--- Start Records provided ---

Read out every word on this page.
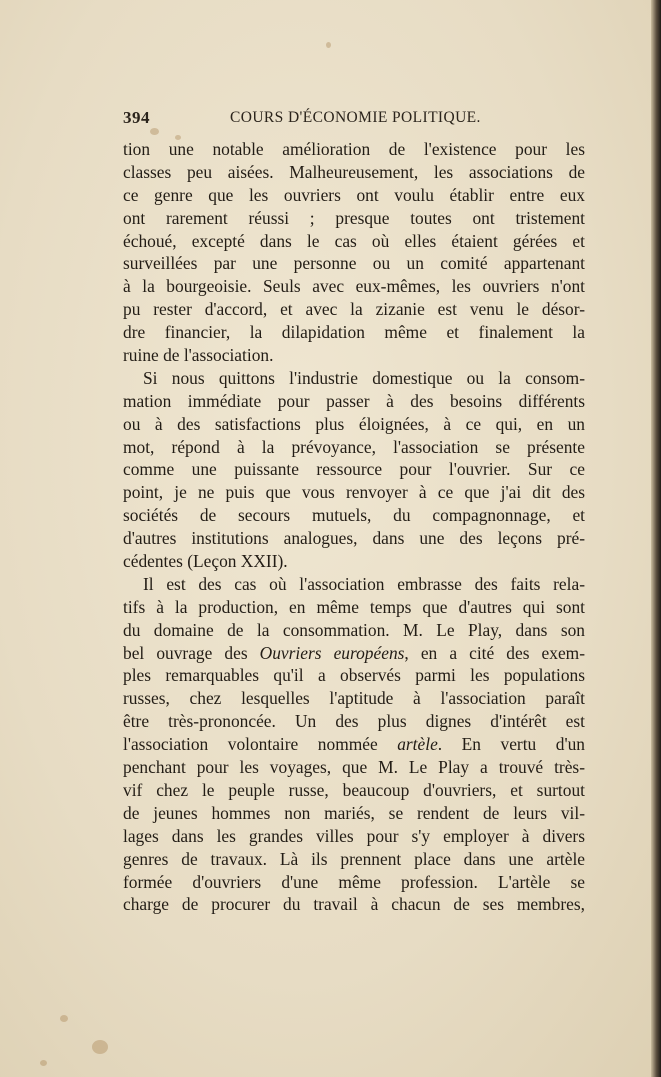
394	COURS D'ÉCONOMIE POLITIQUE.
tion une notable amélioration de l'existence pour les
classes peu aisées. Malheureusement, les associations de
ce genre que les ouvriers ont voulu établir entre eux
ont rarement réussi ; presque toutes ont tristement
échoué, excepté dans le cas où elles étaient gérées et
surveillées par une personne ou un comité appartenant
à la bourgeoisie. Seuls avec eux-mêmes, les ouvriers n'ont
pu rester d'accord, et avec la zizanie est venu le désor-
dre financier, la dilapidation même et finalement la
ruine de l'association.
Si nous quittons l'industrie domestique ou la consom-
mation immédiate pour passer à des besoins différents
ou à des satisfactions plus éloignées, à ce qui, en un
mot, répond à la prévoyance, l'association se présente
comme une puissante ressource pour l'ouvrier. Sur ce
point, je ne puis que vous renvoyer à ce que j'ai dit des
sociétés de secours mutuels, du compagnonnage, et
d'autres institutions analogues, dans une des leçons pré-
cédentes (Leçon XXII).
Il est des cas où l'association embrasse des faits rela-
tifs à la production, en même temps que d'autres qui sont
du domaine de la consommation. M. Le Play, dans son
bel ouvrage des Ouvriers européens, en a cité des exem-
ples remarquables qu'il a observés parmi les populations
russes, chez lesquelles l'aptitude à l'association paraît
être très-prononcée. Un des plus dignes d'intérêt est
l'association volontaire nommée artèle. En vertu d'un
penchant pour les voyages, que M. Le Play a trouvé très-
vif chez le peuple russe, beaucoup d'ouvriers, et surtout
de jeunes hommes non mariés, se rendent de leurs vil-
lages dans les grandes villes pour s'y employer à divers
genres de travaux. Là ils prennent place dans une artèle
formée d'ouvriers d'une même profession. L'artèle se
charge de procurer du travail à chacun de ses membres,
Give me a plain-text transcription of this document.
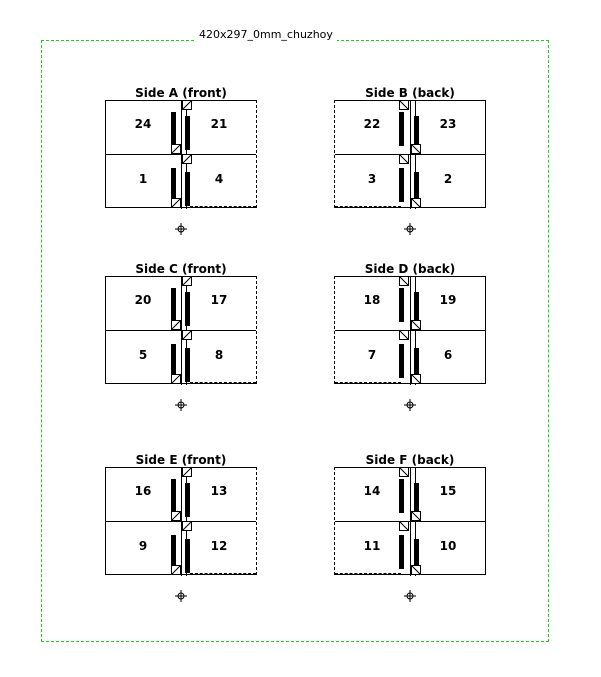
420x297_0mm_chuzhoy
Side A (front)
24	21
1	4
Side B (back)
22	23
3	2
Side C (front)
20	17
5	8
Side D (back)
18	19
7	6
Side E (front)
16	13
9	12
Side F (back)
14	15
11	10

--- End Records provided ---

[What the task asks]
In your copy of the listing above, reproduce each line exactly and omit all pictures.

[Result for this exercise]
Read out every word on this page.
394	COURS D'ÉCONOMIE POLITIQUE.
tion une notable amélioration de l'existence pour les
classes peu aisées. Malheureusement, les associations de
ce genre que les ouvriers ont voulu établir entre eux
ont rarement réussi ; presque toutes ont tristement
échoué, excepté dans le cas où elles étaient gérées et
surveillées par une personne ou un comité appartenant
à la bourgeoisie. Seuls avec eux-mêmes, les ouvriers n'ont
pu rester d'accord, et avec la zizanie est venu le désor-
dre financier, la dilapidation même et finalement la
ruine de l'association.
Si nous quittons l'industrie domestique ou la consom-
mation immédiate pour passer à des besoins différents
ou à des satisfactions plus éloignées, à ce qui, en un
mot, répond à la prévoyance, l'association se présente
comme une puissante ressource pour l'ouvrier. Sur ce
point, je ne puis que vous renvoyer à ce que j'ai dit des
sociétés de secours mutuels, du compagnonnage, et
d'autres institutions analogues, dans une des leçons pré-
cédentes (Leçon XXII).
Il est des cas où l'association embrasse des faits rela-
tifs à la production, en même temps que d'autres qui sont
du domaine de la consommation. M. Le Play, dans son
bel ouvrage des Ouvriers européens, en a cité des exem-
ples remarquables qu'il a observés parmi les populations
russes, chez lesquelles l'aptitude à l'association paraît
être très-prononcée. Un des plus dignes d'intérêt est
l'association volontaire nommée artèle. En vertu d'un
penchant pour les voyages, que M. Le Play a trouvé très-
vif chez le peuple russe, beaucoup d'ouvriers, et surtout
de jeunes hommes non mariés, se rendent de leurs vil-
lages dans les grandes villes pour s'y employer à divers
genres de travaux. Là ils prennent place dans une artèle
formée d'ouvriers d'une même profession. L'artèle se
charge de procurer du travail à chacun de ses membres,
Give me a plain-text transcription of this document.
420x297_0mm_chuzhoy
Side A (front)
24	21
1	4
Side B (back)
22	23
3	2
Side C (front)
20	17
5	8
Side D (back)
18	19
7	6
Side E (front)
16	13
9	12
Side F (back)
14	15
11	10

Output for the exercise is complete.